■ GIVEN REQUEST: Which lines have the string "GBPUSDpro"? Copy all of them from the entries below.

■ DATASET RECORDS:
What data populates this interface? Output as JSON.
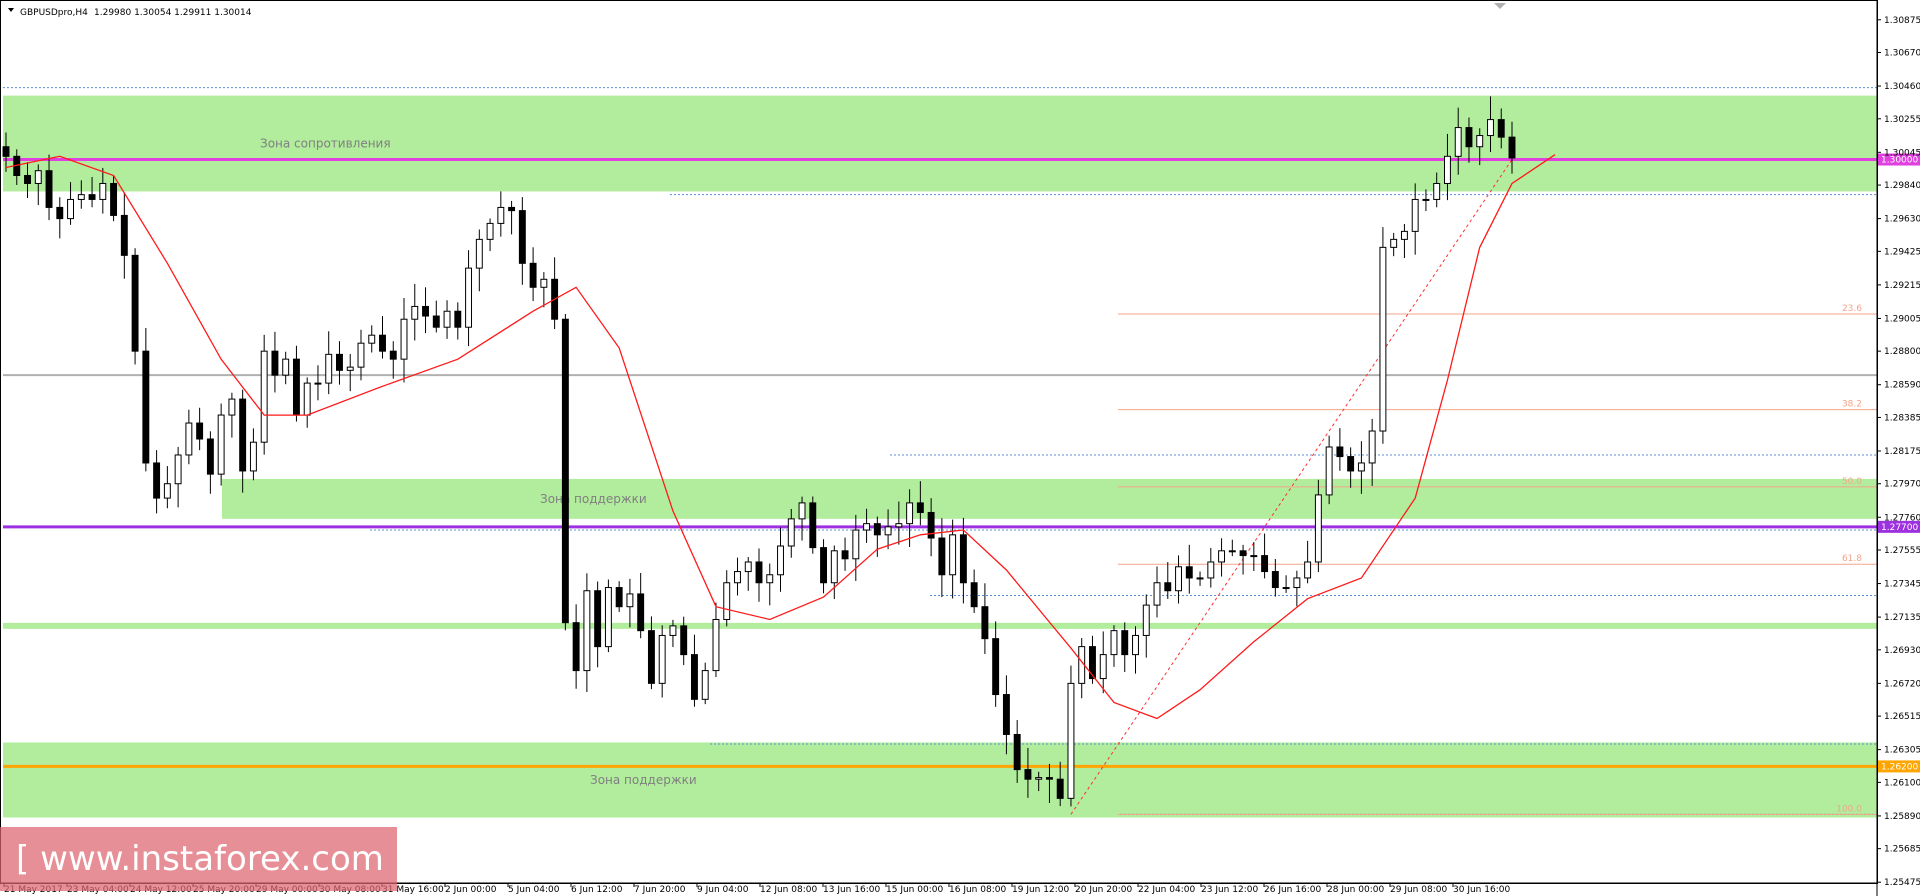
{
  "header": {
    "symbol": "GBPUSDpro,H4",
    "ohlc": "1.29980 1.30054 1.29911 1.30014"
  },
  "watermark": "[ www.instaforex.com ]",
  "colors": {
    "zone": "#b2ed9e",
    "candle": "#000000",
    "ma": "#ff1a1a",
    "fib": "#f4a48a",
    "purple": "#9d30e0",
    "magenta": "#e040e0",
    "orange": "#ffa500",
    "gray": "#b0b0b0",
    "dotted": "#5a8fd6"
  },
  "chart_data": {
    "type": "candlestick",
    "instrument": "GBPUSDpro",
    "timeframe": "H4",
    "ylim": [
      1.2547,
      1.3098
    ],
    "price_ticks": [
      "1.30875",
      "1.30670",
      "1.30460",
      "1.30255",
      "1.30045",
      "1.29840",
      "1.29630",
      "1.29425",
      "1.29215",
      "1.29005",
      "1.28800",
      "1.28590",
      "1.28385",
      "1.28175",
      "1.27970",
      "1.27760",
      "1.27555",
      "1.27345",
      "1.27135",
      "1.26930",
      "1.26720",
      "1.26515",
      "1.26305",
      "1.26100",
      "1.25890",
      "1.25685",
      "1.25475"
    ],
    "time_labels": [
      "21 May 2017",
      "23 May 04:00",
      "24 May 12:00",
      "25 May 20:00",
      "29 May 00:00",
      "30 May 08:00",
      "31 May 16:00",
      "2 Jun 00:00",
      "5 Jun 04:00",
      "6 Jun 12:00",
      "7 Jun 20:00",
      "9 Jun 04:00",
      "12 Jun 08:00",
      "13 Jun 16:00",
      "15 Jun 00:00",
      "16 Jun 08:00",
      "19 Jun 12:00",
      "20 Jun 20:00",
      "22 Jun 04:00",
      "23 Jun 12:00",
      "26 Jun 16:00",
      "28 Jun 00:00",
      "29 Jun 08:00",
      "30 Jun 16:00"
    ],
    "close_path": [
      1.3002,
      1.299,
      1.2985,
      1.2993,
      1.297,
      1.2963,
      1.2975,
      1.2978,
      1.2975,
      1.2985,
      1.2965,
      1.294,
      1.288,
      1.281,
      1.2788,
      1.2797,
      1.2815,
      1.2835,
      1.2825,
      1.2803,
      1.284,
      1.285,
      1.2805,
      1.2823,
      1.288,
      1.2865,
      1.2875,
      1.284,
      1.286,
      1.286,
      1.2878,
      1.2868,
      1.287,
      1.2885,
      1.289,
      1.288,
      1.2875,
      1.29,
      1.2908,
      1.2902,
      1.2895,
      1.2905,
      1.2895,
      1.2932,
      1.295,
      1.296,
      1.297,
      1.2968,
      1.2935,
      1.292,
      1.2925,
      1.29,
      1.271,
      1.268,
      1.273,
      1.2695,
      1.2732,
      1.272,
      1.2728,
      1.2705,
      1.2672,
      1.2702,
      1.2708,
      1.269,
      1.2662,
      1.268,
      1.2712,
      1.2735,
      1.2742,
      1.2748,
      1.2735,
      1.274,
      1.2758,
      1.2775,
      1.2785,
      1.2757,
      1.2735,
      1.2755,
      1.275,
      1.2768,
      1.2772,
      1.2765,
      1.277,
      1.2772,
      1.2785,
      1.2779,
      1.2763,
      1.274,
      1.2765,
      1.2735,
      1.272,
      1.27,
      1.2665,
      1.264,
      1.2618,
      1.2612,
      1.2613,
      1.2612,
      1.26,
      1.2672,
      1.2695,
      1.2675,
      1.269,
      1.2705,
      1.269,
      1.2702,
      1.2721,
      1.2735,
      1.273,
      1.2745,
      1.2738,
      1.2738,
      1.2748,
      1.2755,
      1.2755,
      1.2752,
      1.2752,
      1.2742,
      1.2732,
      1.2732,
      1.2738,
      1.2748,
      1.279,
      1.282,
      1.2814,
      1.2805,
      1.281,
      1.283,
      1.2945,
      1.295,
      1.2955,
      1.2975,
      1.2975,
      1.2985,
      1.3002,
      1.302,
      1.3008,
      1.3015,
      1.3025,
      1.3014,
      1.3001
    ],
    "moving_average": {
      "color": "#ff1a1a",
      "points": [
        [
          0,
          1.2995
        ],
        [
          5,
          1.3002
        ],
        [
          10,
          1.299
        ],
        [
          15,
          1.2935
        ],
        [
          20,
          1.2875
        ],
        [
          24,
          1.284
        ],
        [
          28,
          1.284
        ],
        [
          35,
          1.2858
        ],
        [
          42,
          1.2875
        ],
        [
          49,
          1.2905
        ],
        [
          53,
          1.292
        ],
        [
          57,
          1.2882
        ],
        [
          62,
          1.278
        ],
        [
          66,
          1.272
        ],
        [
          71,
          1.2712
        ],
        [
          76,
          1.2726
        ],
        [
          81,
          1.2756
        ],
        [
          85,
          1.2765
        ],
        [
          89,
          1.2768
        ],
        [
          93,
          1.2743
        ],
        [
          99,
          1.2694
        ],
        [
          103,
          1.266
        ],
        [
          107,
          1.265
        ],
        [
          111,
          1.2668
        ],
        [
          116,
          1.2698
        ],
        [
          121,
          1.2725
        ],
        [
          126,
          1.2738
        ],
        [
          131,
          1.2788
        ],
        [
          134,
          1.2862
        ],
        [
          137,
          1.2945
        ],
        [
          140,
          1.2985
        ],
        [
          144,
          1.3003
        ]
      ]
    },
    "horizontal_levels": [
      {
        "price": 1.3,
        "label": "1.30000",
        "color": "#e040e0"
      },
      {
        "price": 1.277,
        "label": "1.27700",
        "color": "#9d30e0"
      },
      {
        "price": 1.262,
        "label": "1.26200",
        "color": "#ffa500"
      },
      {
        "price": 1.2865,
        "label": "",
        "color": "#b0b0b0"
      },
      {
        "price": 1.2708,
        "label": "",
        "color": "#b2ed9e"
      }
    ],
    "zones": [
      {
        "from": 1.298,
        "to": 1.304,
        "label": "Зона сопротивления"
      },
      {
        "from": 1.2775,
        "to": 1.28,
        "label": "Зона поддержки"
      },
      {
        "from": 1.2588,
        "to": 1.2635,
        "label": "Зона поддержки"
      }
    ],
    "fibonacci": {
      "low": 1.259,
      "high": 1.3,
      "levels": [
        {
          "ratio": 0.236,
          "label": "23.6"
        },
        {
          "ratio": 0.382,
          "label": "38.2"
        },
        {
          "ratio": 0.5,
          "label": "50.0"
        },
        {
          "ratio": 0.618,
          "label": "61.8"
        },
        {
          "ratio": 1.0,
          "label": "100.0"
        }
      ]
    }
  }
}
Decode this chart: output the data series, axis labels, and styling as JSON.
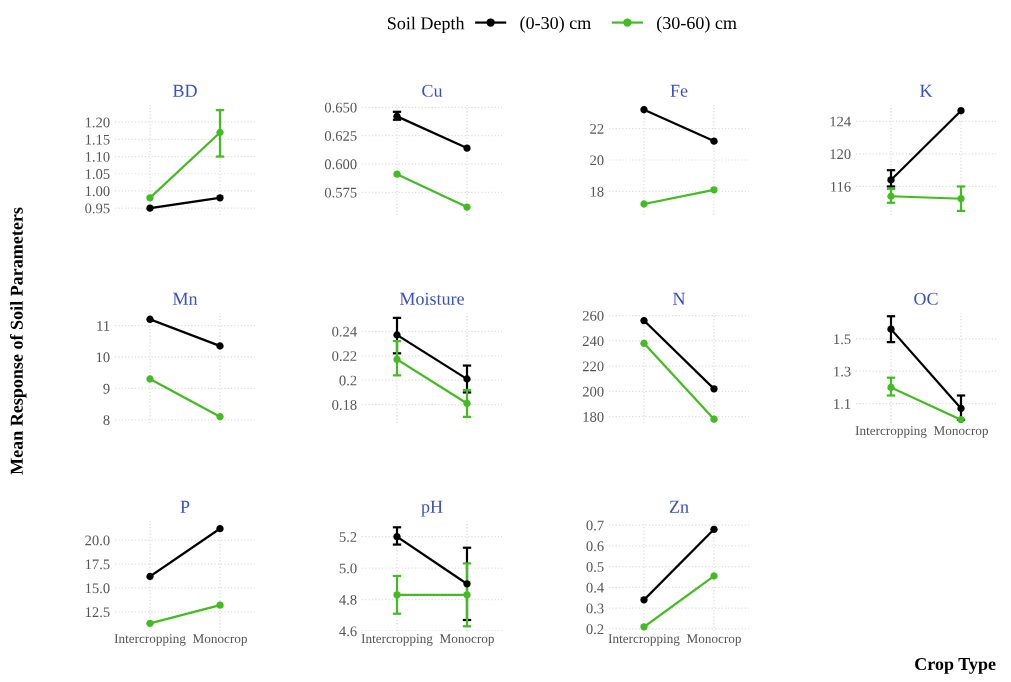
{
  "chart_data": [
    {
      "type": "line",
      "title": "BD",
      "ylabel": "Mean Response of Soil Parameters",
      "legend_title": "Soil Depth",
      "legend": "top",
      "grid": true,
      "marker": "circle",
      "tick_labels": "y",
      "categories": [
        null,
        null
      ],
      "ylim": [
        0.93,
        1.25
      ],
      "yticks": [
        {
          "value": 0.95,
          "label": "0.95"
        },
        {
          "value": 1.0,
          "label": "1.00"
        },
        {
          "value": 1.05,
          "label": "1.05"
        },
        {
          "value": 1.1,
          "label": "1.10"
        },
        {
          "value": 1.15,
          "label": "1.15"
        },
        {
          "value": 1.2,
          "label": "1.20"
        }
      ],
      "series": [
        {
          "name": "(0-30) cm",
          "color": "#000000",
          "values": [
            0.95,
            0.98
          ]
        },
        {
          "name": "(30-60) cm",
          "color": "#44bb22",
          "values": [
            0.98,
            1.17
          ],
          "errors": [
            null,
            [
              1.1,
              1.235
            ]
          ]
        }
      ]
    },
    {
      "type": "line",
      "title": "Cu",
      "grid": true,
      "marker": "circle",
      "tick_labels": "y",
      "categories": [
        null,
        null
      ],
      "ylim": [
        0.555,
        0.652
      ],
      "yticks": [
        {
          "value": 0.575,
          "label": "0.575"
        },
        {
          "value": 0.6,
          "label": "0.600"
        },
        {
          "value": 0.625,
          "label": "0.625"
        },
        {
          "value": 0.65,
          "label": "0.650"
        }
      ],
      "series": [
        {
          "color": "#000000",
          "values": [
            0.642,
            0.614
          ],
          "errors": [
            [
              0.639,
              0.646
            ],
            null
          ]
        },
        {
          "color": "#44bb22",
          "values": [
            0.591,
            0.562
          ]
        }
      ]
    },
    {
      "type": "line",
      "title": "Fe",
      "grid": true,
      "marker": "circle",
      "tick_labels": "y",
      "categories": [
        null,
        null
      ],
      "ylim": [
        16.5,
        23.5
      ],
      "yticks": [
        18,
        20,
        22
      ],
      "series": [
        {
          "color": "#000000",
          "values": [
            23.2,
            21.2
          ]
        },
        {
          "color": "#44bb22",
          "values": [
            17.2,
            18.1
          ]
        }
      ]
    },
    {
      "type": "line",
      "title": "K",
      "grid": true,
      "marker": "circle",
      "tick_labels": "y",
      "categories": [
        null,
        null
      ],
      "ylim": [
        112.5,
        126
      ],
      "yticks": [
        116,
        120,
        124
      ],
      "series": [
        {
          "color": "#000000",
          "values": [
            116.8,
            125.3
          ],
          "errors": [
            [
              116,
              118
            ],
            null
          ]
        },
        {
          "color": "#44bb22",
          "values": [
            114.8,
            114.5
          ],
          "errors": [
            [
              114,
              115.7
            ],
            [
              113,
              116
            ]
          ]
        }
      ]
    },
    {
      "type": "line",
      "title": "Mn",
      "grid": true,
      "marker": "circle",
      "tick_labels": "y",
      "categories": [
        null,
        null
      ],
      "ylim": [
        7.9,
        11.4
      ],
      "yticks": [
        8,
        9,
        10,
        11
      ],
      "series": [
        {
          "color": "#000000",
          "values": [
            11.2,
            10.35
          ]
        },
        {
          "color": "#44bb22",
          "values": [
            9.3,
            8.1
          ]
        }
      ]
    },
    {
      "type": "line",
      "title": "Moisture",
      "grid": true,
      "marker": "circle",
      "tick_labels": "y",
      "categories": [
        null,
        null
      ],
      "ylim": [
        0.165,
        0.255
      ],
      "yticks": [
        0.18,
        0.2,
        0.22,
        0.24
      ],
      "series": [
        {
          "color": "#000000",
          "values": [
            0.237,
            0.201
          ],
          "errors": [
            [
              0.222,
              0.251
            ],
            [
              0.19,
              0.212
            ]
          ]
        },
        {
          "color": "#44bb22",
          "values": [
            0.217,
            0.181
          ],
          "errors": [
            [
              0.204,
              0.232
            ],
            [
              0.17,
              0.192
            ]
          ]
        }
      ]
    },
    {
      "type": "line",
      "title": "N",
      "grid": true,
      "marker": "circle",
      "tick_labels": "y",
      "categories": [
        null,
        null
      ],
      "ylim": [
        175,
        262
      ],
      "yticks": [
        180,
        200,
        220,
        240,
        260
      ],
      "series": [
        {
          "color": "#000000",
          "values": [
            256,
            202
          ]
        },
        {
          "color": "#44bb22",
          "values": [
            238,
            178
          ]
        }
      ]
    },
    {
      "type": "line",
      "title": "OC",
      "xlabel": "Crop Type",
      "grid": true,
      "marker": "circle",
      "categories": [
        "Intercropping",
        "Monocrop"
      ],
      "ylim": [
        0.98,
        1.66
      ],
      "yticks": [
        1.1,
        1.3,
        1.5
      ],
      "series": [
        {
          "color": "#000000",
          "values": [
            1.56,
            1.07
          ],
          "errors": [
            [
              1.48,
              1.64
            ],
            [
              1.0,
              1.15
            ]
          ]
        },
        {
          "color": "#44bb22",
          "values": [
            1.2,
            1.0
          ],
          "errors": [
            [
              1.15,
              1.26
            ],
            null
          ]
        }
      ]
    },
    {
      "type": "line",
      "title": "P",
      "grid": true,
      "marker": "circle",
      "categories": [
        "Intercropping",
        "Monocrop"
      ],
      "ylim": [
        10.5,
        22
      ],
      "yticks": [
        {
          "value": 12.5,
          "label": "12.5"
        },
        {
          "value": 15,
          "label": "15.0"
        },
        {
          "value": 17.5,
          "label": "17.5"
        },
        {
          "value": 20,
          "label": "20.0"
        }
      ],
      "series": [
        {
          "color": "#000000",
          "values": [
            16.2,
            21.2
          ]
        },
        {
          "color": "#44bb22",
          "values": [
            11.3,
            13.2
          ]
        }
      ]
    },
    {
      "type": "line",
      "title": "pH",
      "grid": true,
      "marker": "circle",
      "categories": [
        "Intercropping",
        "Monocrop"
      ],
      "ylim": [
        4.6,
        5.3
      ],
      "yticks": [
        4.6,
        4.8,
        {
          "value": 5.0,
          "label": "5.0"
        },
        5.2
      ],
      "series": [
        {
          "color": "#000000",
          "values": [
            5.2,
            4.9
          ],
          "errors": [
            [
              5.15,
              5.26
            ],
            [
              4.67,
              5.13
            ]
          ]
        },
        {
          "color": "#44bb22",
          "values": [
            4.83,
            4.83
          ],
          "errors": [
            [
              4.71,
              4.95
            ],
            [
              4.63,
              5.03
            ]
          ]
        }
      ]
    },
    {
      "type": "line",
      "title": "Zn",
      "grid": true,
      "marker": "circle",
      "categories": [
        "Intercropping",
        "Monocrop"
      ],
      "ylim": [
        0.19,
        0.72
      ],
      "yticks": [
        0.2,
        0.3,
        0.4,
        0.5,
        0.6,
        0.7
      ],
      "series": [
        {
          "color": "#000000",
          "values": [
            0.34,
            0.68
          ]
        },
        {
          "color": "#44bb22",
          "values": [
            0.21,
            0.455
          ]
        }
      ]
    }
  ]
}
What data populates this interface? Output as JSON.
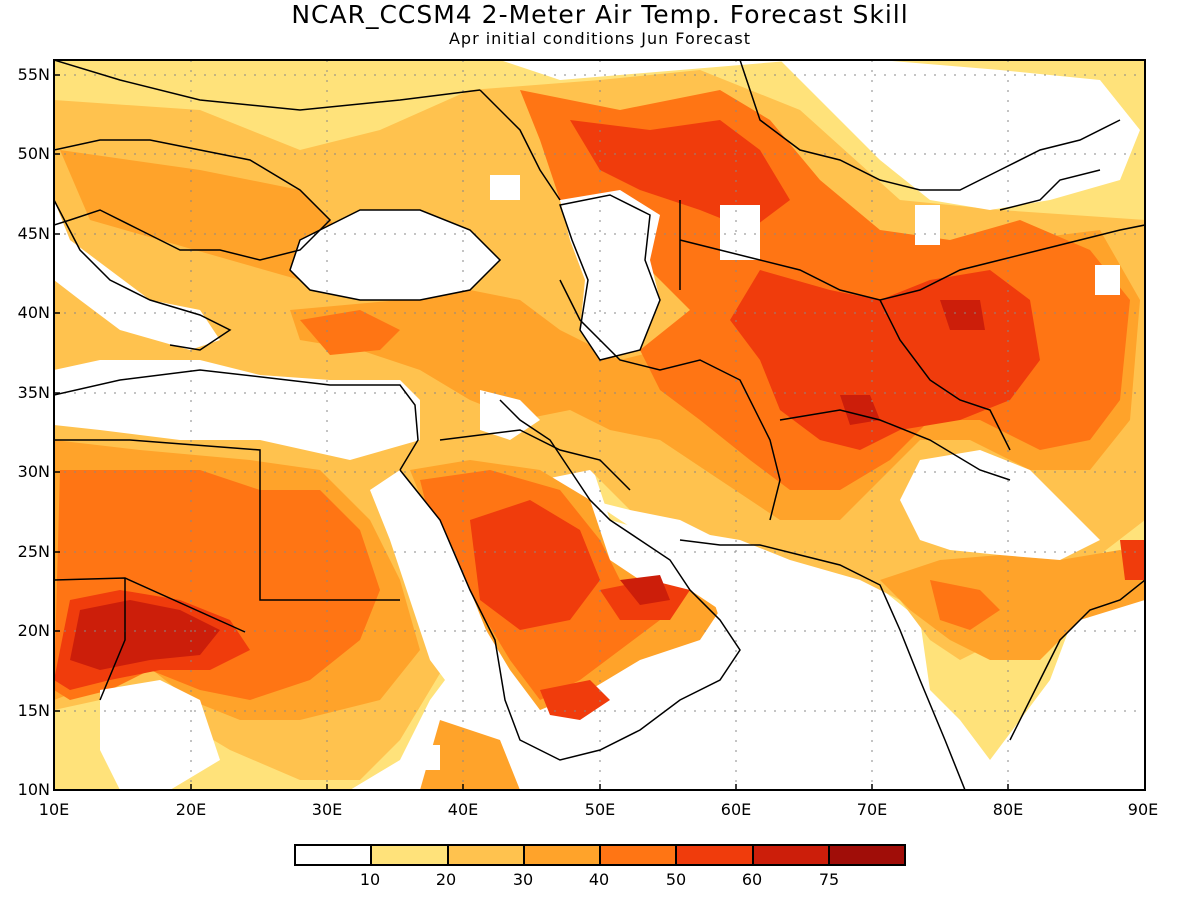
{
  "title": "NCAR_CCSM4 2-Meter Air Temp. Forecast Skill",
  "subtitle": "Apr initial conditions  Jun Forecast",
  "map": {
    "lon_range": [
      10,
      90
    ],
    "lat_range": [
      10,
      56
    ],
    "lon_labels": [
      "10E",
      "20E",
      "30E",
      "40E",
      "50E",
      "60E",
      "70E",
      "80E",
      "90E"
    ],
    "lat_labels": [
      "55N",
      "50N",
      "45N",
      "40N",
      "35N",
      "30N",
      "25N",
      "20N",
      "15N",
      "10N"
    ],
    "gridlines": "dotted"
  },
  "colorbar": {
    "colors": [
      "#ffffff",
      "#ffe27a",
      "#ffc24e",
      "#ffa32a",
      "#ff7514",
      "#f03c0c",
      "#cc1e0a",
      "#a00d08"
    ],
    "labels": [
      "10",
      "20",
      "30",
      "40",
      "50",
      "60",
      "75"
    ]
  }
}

■ WORKED ANSWER:
    "symbol": "GBPUSDpro,H4",
    "instrument": "GBPUSDpro",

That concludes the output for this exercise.